— start Records supplied —
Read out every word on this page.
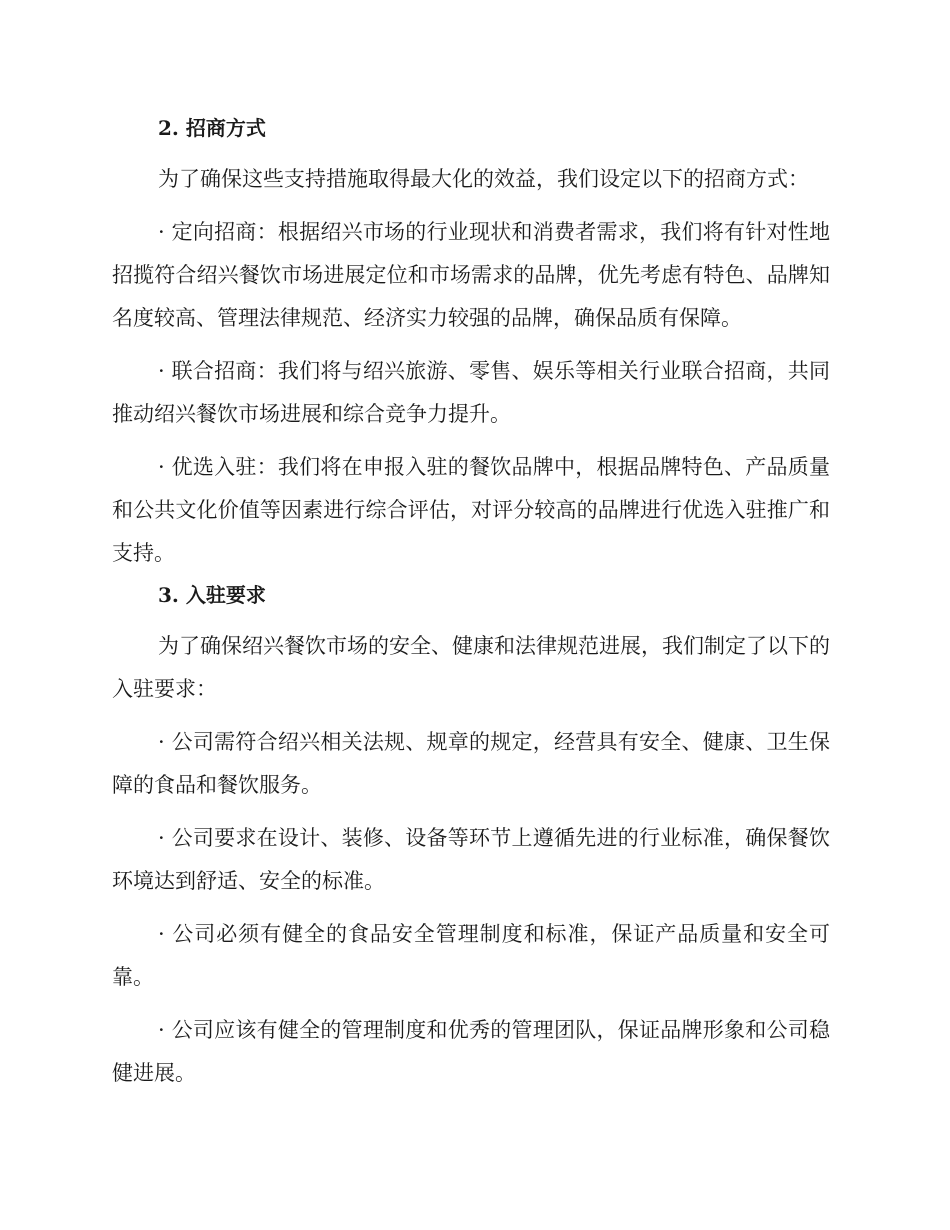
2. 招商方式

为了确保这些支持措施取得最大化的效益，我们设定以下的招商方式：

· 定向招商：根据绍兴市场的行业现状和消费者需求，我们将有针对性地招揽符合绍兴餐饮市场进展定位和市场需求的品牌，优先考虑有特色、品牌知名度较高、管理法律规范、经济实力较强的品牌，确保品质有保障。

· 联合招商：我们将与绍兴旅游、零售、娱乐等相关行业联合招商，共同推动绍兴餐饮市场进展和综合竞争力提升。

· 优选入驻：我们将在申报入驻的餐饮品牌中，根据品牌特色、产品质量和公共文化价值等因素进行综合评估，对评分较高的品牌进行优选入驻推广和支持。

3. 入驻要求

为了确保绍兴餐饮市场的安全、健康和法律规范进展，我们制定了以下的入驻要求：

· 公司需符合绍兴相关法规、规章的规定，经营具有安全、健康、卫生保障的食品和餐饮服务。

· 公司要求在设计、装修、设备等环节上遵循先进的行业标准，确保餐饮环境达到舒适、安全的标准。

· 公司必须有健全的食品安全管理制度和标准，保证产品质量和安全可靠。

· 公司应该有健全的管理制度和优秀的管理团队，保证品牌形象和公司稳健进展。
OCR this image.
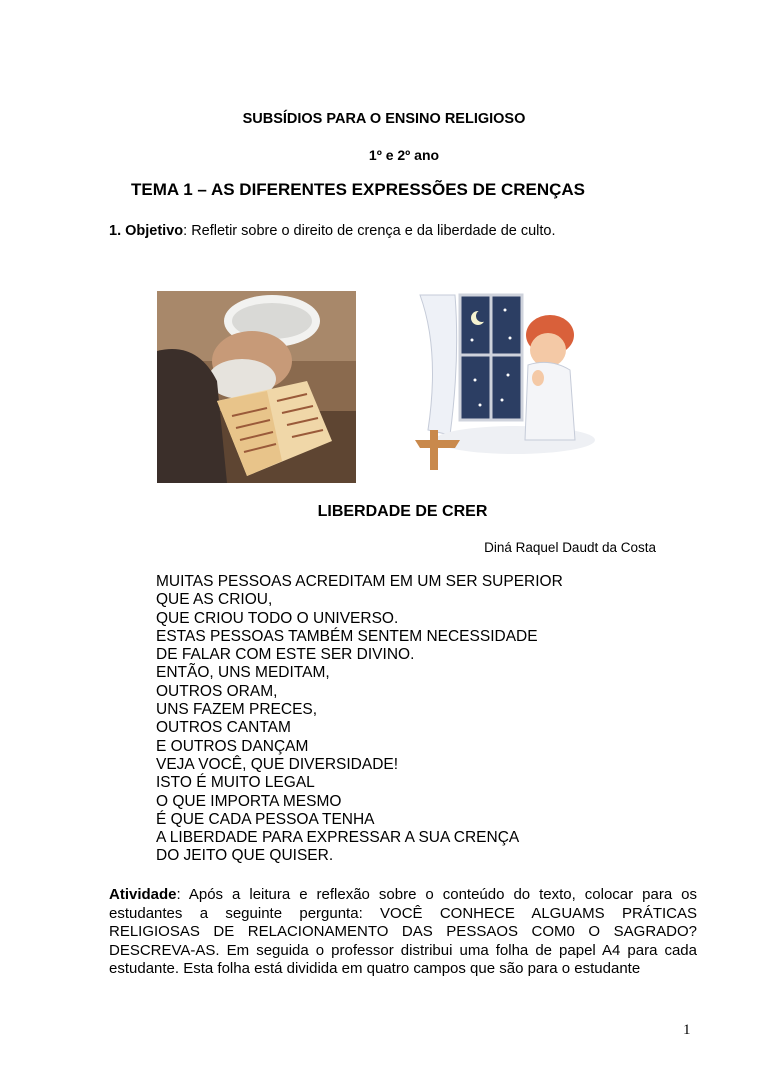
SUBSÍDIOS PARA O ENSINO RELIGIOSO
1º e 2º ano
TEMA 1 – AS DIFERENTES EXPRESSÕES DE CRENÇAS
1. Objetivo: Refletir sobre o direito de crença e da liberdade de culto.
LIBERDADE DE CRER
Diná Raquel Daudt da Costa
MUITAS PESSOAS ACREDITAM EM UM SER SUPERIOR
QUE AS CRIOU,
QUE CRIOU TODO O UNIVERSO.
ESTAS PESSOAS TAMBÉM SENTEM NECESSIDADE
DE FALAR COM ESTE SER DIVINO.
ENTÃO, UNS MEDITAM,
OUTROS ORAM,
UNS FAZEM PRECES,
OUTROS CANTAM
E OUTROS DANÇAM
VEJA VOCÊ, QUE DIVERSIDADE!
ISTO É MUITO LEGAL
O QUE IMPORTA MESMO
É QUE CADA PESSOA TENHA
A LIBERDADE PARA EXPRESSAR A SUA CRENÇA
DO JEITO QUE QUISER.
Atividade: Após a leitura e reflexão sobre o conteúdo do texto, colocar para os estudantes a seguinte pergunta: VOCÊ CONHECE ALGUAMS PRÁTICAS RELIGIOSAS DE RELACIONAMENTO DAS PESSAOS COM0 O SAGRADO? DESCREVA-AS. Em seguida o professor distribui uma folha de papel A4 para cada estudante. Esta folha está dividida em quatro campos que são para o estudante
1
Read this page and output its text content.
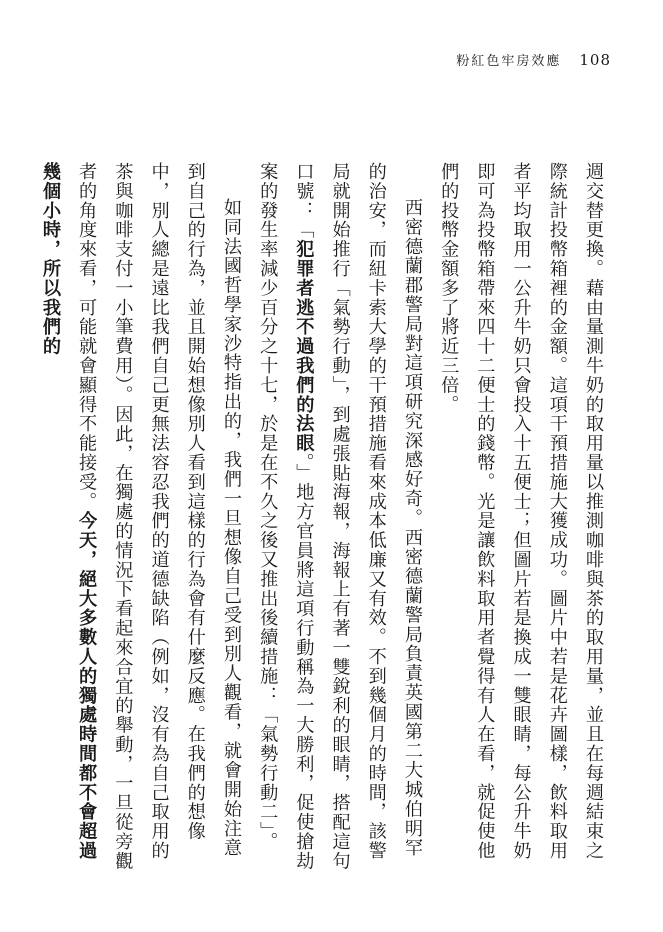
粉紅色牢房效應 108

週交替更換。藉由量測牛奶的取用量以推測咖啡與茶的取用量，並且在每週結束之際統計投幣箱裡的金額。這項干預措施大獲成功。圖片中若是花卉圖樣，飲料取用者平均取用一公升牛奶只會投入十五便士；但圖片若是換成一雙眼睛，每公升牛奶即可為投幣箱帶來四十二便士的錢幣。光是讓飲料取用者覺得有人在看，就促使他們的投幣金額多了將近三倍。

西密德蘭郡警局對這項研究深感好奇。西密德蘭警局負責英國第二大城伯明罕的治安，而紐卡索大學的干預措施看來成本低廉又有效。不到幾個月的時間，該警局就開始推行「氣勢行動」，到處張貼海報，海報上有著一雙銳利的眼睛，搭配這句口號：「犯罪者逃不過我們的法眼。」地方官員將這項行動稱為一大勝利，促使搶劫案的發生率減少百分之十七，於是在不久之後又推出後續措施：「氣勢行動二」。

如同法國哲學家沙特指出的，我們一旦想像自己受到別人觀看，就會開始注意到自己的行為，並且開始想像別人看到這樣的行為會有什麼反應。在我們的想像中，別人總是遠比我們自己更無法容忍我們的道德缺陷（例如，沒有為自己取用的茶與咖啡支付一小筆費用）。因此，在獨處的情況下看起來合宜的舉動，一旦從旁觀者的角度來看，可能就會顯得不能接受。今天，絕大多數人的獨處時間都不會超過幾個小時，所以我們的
— end Records supplied —
» Task
Reproduce the data above in full, exactly as it is, with the pictures left out.

» Solution to this problem
Read out every word on this page.
2. 招商方式

为了确保这些支持措施取得最大化的效益，我们设定以下的招商方式：

· 定向招商：根据绍兴市场的行业现状和消费者需求，我们将有针对性地招揽符合绍兴餐饮市场进展定位和市场需求的品牌，优先考虑有特色、品牌知名度较高、管理法律规范、经济实力较强的品牌，确保品质有保障。

· 联合招商：我们将与绍兴旅游、零售、娱乐等相关行业联合招商，共同推动绍兴餐饮市场进展和综合竞争力提升。

· 优选入驻：我们将在申报入驻的餐饮品牌中，根据品牌特色、产品质量和公共文化价值等因素进行综合评估，对评分较高的品牌进行优选入驻推广和支持。

3. 入驻要求

为了确保绍兴餐饮市场的安全、健康和法律规范进展，我们制定了以下的入驻要求：

· 公司需符合绍兴相关法规、规章的规定，经营具有安全、健康、卫生保障的食品和餐饮服务。

· 公司要求在设计、装修、设备等环节上遵循先进的行业标准，确保餐饮环境达到舒适、安全的标准。

· 公司必须有健全的食品安全管理制度和标准，保证产品质量和安全可靠。

· 公司应该有健全的管理制度和优秀的管理团队，保证品牌形象和公司稳健进展。
OCR this image.
SUBSÍDIOS PARA O ENSINO RELIGIOSO
1º e 2º ano
TEMA 1 – AS DIFERENTES EXPRESSÕES DE CRENÇAS
1. Objetivo: Refletir sobre o direito de crença e da liberdade de culto.
LIBERDADE DE CRER
Diná Raquel Daudt da Costa
MUITAS PESSOAS ACREDITAM EM UM SER SUPERIOR
QUE AS CRIOU,
QUE CRIOU TODO O UNIVERSO.
ESTAS PESSOAS TAMBÉM SENTEM NECESSIDADE
DE FALAR COM ESTE SER DIVINO.
ENTÃO, UNS MEDITAM,
OUTROS ORAM,
UNS FAZEM PRECES,
OUTROS CANTAM
E OUTROS DANÇAM
VEJA VOCÊ, QUE DIVERSIDADE!
ISTO É MUITO LEGAL
O QUE IMPORTA MESMO
É QUE CADA PESSOA TENHA
A LIBERDADE PARA EXPRESSAR A SUA CRENÇA
DO JEITO QUE QUISER.
Atividade: Após a leitura e reflexão sobre o conteúdo do texto, colocar para os estudantes a seguinte pergunta: VOCÊ CONHECE ALGUAMS PRÁTICAS RELIGIOSAS DE RELACIONAMENTO DAS PESSAOS COM0 O SAGRADO? DESCREVA-AS. Em seguida o professor distribui uma folha de papel A4 para cada estudante. Esta folha está dividida em quatro campos que são para o estudante
1
Read this page and output its text content.
粉紅色牢房效應 108

週交替更換。藉由量測牛奶的取用量以推測咖啡與茶的取用量，並且在每週結束之際統計投幣箱裡的金額。這項干預措施大獲成功。圖片中若是花卉圖樣，飲料取用者平均取用一公升牛奶只會投入十五便士；但圖片若是換成一雙眼睛，每公升牛奶即可為投幣箱帶來四十二便士的錢幣。光是讓飲料取用者覺得有人在看，就促使他們的投幣金額多了將近三倍。

西密德蘭郡警局對這項研究深感好奇。西密德蘭警局負責英國第二大城伯明罕的治安，而紐卡索大學的干預措施看來成本低廉又有效。不到幾個月的時間，該警局就開始推行「氣勢行動」，到處張貼海報，海報上有著一雙銳利的眼睛，搭配這句口號：「犯罪者逃不過我們的法眼。」地方官員將這項行動稱為一大勝利，促使搶劫案的發生率減少百分之十七，於是在不久之後又推出後續措施：「氣勢行動二」。

如同法國哲學家沙特指出的，我們一旦想像自己受到別人觀看，就會開始注意到自己的行為，並且開始想像別人看到這樣的行為會有什麼反應。在我們的想像中，別人總是遠比我們自己更無法容忍我們的道德缺陷（例如，沒有為自己取用的茶與咖啡支付一小筆費用）。因此，在獨處的情況下看起來合宜的舉動，一旦從旁觀者的角度來看，可能就會顯得不能接受。今天，絕大多數人的獨處時間都不會超過幾個小時，所以我們的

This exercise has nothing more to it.